[Part of a data file]
----------------
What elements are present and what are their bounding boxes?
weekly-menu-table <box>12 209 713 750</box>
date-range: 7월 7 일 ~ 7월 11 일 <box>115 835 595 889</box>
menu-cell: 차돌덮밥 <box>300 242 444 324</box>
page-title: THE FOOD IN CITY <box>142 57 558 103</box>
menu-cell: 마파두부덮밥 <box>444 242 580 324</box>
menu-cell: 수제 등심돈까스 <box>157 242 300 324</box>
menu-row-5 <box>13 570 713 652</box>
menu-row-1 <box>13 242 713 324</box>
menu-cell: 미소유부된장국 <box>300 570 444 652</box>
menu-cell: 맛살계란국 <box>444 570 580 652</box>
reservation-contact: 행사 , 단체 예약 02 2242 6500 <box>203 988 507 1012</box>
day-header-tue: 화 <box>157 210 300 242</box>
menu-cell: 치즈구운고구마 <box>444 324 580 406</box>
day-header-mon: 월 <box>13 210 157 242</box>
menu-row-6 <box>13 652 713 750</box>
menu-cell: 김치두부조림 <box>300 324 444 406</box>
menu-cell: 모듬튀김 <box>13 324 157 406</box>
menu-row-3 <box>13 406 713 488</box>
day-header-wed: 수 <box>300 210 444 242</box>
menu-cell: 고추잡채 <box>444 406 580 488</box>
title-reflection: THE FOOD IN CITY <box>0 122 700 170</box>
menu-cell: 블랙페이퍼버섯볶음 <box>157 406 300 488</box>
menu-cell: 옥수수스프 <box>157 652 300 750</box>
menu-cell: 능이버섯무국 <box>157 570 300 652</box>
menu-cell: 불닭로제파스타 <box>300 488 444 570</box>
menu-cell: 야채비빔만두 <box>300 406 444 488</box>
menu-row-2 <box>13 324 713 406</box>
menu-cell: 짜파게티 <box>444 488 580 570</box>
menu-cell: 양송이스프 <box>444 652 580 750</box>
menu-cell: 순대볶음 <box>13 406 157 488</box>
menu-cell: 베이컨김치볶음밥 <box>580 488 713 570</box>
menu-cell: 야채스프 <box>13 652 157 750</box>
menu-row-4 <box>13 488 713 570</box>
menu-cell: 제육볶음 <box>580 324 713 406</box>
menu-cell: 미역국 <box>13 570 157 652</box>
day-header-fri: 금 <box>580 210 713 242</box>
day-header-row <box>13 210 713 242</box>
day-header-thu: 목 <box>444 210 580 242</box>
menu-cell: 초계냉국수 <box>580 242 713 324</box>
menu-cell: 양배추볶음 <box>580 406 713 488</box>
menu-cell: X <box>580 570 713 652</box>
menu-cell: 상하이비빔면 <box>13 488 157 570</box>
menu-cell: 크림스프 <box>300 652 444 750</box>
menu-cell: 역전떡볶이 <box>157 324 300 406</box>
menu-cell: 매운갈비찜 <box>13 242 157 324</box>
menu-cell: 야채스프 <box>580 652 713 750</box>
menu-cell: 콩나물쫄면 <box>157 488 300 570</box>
----------------
== YOUR TASK ==
Pick out every line in the entries above that contains the string "title", and copy each one.

== EXERCISE RESPONSE ==
page-title: THE FOOD IN CITY <box>142 57 558 103</box>
title-reflection: THE FOOD IN CITY <box>0 122 700 170</box>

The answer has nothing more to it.